— Aim of the task —
From the records, pick out and copy each line containing "Normalized".

======== Record set

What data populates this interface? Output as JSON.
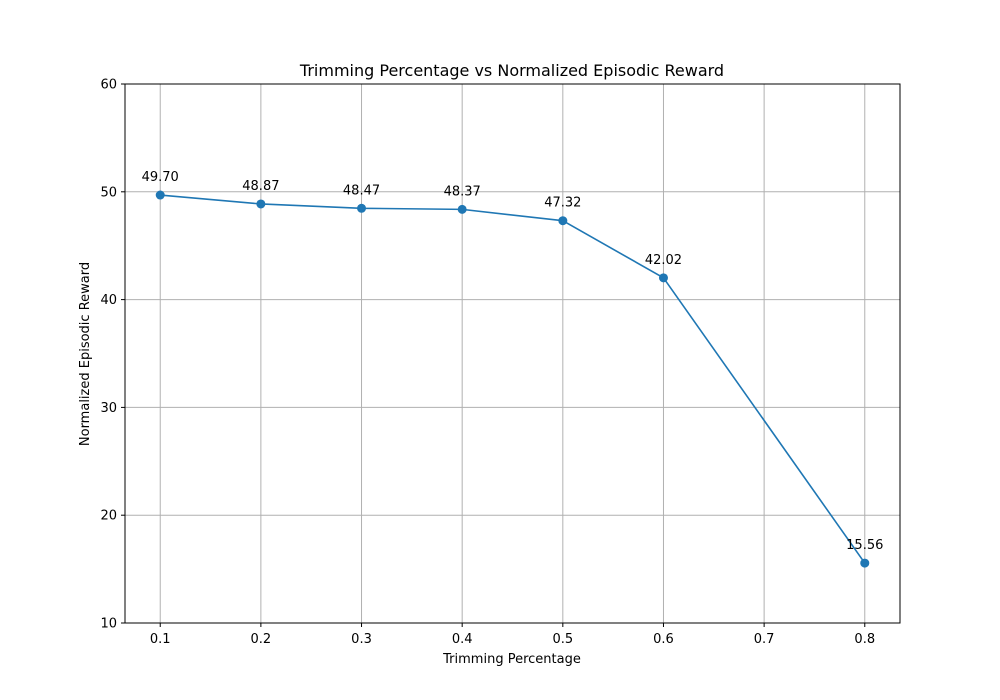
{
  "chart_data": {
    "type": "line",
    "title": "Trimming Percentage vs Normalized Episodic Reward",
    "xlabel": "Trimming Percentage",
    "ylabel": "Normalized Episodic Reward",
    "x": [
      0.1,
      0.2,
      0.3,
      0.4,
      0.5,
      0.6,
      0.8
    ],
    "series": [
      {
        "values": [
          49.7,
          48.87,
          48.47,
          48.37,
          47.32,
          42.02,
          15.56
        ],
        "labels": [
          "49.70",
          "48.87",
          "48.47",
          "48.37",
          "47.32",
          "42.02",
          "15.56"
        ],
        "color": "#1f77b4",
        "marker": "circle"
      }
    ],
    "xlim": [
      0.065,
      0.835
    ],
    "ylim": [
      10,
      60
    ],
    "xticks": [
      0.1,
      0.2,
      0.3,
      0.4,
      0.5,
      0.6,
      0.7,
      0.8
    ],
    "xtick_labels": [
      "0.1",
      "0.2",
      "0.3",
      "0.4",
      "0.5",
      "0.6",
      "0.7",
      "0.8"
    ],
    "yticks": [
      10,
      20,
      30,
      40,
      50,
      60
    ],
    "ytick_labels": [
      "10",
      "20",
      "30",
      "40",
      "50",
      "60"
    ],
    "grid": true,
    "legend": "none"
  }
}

================
======== Record set

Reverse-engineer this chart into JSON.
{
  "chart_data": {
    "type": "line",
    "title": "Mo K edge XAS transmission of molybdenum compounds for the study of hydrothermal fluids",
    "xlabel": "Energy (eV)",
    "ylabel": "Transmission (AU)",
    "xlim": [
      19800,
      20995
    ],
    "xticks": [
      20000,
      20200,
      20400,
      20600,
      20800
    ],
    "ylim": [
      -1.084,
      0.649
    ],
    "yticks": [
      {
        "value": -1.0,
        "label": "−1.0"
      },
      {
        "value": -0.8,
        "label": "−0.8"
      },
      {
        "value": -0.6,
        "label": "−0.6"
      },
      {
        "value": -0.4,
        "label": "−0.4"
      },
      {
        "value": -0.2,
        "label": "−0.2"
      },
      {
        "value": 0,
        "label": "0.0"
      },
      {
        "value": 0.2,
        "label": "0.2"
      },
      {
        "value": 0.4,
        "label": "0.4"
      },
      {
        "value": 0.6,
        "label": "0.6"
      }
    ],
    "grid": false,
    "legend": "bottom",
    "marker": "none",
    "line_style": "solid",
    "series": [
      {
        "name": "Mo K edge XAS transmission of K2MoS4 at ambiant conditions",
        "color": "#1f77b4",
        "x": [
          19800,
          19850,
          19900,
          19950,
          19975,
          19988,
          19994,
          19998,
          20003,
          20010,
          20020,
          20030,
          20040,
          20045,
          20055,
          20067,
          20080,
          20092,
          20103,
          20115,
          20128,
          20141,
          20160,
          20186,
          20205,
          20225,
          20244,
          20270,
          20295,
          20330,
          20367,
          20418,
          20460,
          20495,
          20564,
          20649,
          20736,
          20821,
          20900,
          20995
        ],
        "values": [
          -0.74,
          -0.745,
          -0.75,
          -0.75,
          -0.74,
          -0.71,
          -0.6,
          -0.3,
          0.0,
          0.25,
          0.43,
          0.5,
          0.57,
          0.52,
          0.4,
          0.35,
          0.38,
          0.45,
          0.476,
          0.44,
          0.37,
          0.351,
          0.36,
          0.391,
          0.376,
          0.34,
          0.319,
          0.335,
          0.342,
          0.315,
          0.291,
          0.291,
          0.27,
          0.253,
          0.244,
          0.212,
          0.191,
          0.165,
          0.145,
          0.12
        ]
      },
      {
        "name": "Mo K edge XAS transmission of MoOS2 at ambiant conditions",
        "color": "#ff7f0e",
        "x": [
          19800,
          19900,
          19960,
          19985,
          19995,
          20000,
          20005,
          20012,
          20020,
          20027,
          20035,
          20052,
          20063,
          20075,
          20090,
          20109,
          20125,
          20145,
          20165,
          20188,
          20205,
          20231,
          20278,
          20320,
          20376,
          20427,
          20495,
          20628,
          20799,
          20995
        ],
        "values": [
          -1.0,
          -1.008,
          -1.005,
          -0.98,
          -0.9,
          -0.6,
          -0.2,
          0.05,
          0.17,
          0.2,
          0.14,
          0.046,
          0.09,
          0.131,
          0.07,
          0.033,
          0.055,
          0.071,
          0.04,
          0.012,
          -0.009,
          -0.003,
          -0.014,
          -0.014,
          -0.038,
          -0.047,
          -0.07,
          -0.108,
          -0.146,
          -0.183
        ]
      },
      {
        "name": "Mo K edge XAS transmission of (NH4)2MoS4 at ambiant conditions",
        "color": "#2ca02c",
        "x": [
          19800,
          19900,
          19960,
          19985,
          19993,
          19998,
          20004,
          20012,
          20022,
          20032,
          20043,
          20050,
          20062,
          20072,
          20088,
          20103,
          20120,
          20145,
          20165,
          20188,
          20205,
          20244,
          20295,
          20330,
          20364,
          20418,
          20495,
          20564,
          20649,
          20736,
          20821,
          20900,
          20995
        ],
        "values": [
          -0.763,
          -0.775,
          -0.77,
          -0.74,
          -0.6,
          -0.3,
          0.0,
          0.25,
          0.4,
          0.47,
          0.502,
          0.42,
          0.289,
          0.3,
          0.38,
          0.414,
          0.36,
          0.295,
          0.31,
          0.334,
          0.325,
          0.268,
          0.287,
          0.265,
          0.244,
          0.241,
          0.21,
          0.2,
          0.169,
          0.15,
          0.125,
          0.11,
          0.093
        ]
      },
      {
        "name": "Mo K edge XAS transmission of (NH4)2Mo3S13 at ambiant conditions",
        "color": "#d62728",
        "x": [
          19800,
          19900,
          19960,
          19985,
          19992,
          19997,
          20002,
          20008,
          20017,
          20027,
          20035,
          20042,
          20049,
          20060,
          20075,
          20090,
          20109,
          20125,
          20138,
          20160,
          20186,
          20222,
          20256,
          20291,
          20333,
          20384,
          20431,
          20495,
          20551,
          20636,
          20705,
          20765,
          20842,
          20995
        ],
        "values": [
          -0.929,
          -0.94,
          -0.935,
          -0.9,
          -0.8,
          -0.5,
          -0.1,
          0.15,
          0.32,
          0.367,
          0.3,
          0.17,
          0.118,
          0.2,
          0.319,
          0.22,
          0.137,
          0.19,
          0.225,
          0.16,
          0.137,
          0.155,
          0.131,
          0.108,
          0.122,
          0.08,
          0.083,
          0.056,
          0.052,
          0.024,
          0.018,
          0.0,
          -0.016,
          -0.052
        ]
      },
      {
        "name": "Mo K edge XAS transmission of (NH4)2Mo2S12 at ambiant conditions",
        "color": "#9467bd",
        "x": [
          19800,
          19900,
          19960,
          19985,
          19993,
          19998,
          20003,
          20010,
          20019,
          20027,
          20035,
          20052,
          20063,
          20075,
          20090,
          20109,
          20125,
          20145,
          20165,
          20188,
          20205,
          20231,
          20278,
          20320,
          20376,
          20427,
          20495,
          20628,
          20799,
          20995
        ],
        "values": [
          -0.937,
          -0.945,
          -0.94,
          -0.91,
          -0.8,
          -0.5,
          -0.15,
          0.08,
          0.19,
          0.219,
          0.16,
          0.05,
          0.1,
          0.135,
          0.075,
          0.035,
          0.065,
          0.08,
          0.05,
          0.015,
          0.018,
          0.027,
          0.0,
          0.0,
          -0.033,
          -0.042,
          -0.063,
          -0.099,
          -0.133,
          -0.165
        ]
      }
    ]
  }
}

================

— Written response —
    "title": "Trimming Percentage vs Normalized Episodic Reward",
    "ylabel": "Normalized Episodic Reward",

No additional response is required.